* REQUIRED WORK *
Render the material again word for word, skipping the pictures in it.

* EXCERPTED RECORDS *

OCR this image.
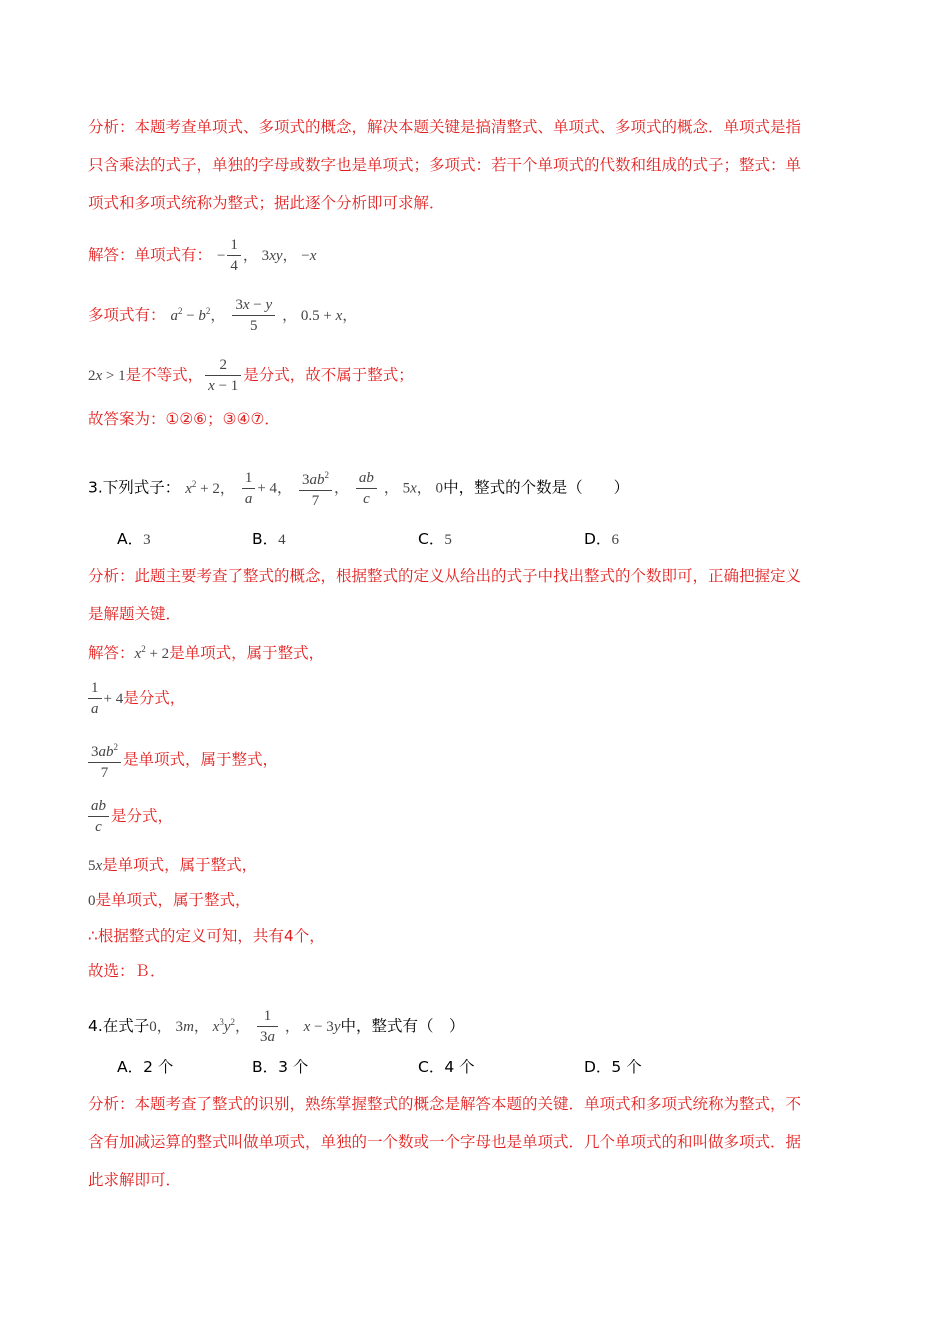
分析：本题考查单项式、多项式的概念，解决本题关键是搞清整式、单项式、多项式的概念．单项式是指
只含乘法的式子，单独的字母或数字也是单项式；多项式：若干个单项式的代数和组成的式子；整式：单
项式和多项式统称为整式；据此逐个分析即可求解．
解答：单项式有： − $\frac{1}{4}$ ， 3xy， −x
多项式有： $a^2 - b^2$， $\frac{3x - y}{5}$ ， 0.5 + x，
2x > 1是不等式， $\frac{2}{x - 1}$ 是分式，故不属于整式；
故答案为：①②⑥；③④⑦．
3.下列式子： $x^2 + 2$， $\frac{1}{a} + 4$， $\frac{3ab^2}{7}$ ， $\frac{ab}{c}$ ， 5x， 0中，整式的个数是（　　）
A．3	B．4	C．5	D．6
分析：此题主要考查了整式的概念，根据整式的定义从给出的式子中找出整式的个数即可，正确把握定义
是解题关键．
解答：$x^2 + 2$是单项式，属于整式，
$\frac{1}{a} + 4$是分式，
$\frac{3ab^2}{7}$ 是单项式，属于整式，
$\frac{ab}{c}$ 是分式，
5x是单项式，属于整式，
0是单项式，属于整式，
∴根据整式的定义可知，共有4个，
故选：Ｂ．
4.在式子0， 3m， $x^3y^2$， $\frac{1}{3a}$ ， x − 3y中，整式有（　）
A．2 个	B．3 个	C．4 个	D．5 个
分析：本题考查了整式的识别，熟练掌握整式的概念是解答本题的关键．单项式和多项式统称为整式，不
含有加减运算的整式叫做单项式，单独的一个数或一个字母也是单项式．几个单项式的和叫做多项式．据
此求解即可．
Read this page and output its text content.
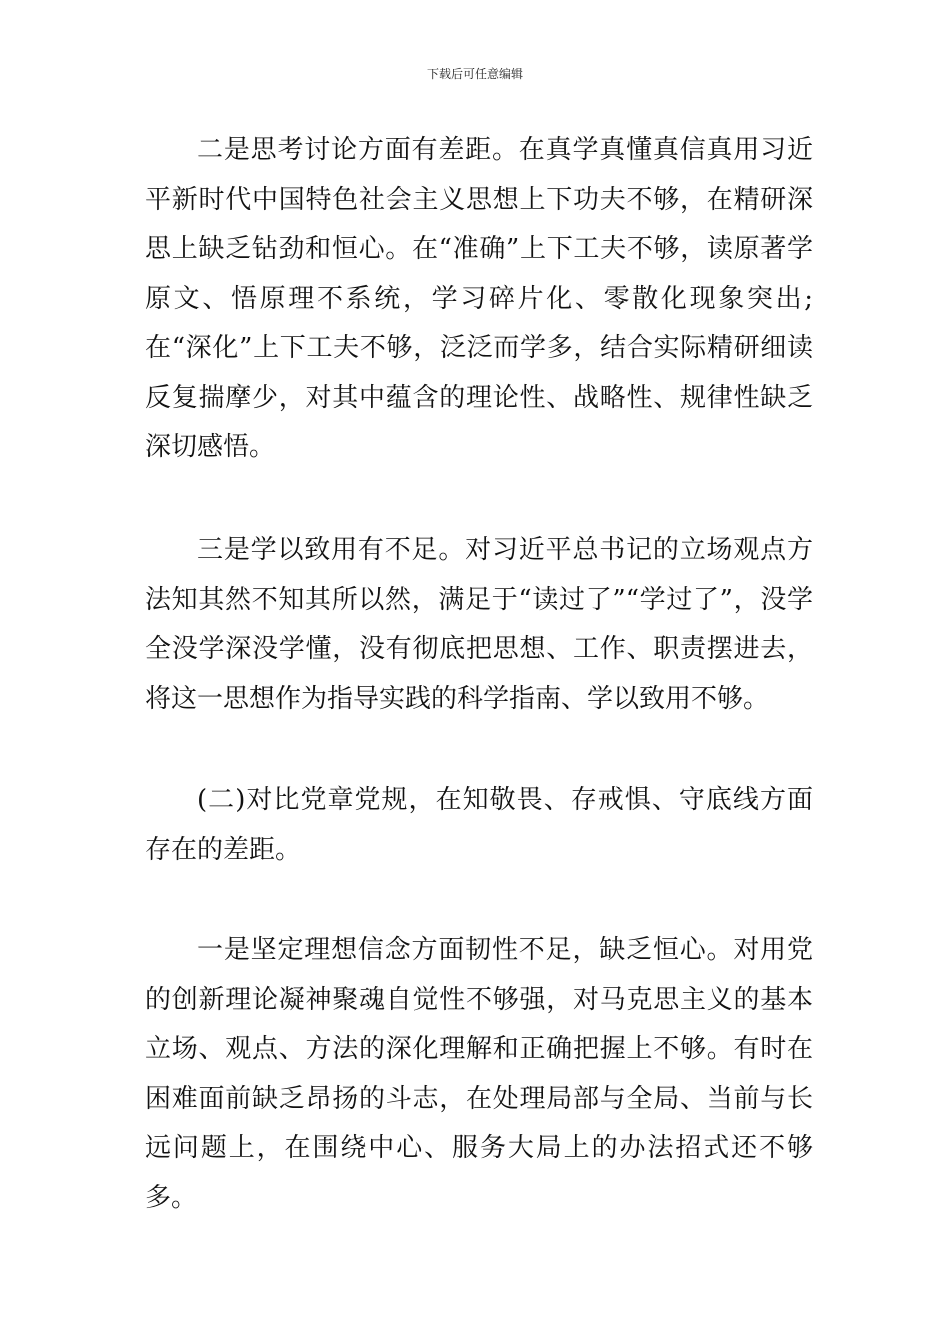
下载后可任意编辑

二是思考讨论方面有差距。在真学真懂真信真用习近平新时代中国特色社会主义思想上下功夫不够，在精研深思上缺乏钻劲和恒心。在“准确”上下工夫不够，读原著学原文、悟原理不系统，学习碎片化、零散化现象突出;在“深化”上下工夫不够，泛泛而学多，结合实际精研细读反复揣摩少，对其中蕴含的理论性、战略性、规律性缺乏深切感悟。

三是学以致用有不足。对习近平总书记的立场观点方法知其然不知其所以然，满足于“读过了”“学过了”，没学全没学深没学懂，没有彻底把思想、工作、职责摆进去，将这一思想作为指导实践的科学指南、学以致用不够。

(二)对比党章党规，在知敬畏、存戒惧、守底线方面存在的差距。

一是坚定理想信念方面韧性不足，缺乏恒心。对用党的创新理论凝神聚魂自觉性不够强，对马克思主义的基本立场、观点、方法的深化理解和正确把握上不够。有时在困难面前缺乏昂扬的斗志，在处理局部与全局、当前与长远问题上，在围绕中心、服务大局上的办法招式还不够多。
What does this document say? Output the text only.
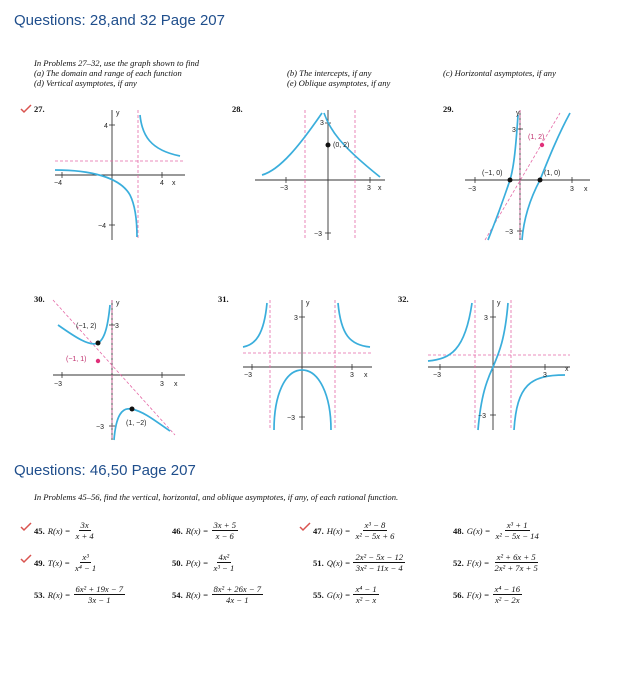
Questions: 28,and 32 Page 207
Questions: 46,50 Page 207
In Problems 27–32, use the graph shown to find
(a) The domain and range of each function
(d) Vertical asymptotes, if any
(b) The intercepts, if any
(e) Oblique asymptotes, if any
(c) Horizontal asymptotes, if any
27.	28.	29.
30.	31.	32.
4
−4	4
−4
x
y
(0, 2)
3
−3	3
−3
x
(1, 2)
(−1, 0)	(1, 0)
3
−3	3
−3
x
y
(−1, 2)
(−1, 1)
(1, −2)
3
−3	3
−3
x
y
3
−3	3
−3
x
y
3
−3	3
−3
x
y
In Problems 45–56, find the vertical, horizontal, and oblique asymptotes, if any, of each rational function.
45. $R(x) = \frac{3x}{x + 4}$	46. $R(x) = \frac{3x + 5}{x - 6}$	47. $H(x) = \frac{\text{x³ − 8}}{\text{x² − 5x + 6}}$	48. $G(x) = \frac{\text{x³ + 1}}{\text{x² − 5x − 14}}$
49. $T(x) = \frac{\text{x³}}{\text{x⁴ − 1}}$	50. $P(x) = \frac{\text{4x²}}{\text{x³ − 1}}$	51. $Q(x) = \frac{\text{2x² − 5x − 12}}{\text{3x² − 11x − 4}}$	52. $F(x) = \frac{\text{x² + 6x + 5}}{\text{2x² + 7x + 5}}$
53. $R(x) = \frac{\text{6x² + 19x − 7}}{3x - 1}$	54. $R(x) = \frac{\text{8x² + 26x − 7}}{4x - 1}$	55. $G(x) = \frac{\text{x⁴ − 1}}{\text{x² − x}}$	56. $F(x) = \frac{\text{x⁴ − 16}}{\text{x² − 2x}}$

* FULL OUTPUT *
OCR this image.
分析：本题考查单项式、多项式的概念，解决本题关键是搞清整式、单项式、多项式的概念．单项式是指
只含乘法的式子，单独的字母或数字也是单项式；多项式：若干个单项式的代数和组成的式子；整式：单
项式和多项式统称为整式；据此逐个分析即可求解．
解答：单项式有： − $\frac{1}{4}$ ， 3xy， −x
多项式有： $a^2 - b^2$， $\frac{3x - y}{5}$ ， 0.5 + x，
2x > 1是不等式， $\frac{2}{x - 1}$ 是分式，故不属于整式；
故答案为：①②⑥；③④⑦．
3.下列式子： $x^2 + 2$， $\frac{1}{a} + 4$， $\frac{3ab^2}{7}$ ， $\frac{ab}{c}$ ， 5x， 0中，整式的个数是（　　）
A．3	B．4	C．5	D．6
分析：此题主要考查了整式的概念，根据整式的定义从给出的式子中找出整式的个数即可，正确把握定义
是解题关键．
解答：$x^2 + 2$是单项式，属于整式，
$\frac{1}{a} + 4$是分式，
$\frac{3ab^2}{7}$ 是单项式，属于整式，
$\frac{ab}{c}$ 是分式，
5x是单项式，属于整式，
0是单项式，属于整式，
∴根据整式的定义可知，共有4个，
故选：Ｂ．
4.在式子0， 3m， $x^3y^2$， $\frac{1}{3a}$ ， x − 3y中，整式有（　）
A．2 个	B．3 个	C．4 个	D．5 个
分析：本题考查了整式的识别，熟练掌握整式的概念是解答本题的关键．单项式和多项式统称为整式，不
含有加减运算的整式叫做单项式，单独的一个数或一个字母也是单项式．几个单项式的和叫做多项式．据
此求解即可．
Read this page and output its text content.
下载后可任意编辑

二是思考讨论方面有差距。在真学真懂真信真用习近平新时代中国特色社会主义思想上下功夫不够，在精研深思上缺乏钻劲和恒心。在“准确”上下工夫不够，读原著学原文、悟原理不系统，学习碎片化、零散化现象突出;在“深化”上下工夫不够，泛泛而学多，结合实际精研细读反复揣摩少，对其中蕴含的理论性、战略性、规律性缺乏深切感悟。

三是学以致用有不足。对习近平总书记的立场观点方法知其然不知其所以然，满足于“读过了”“学过了”，没学全没学深没学懂，没有彻底把思想、工作、职责摆进去，将这一思想作为指导实践的科学指南、学以致用不够。

(二)对比党章党规，在知敬畏、存戒惧、守底线方面存在的差距。

一是坚定理想信念方面韧性不足，缺乏恒心。对用党的创新理论凝神聚魂自觉性不够强，对马克思主义的基本立场、观点、方法的深化理解和正确把握上不够。有时在困难面前缺乏昂扬的斗志，在处理局部与全局、当前与长远问题上，在围绕中心、服务大局上的办法招式还不够多。
What does this document say? Output the text only.
Questions: 28,and 32 Page 207
Questions: 46,50 Page 207
In Problems 27–32, use the graph shown to find
(a) The domain and range of each function
(d) Vertical asymptotes, if any
(b) The intercepts, if any
(e) Oblique asymptotes, if any
(c) Horizontal asymptotes, if any
27.	28.	29.
30.	31.	32.
4
−4	4
−4
x
y
(0, 2)
3
−3	3
−3
x
(1, 2)
(−1, 0)	(1, 0)
3
−3	3
−3
x
y
(−1, 2)
(−1, 1)
(1, −2)
3
−3	3
−3
x
y
3
−3	3
−3
x
y
3
−3	3
−3
x
y
In Problems 45–56, find the vertical, horizontal, and oblique asymptotes, if any, of each rational function.
45. $R(x) = \frac{3x}{x + 4}$	46. $R(x) = \frac{3x + 5}{x - 6}$	47. $H(x) = \frac{\text{x³ − 8}}{\text{x² − 5x + 6}}$	48. $G(x) = \frac{\text{x³ + 1}}{\text{x² − 5x − 14}}$
49. $T(x) = \frac{\text{x³}}{\text{x⁴ − 1}}$	50. $P(x) = \frac{\text{4x²}}{\text{x³ − 1}}$	51. $Q(x) = \frac{\text{2x² − 5x − 12}}{\text{3x² − 11x − 4}}$	52. $F(x) = \frac{\text{x² + 6x + 5}}{\text{2x² + 7x + 5}}$
53. $R(x) = \frac{\text{6x² + 19x − 7}}{3x - 1}$	54. $R(x) = \frac{\text{8x² + 26x − 7}}{4x - 1}$	55. $G(x) = \frac{\text{x⁴ − 1}}{\text{x² − x}}$	56. $F(x) = \frac{\text{x⁴ − 16}}{\text{x² − 2x}}$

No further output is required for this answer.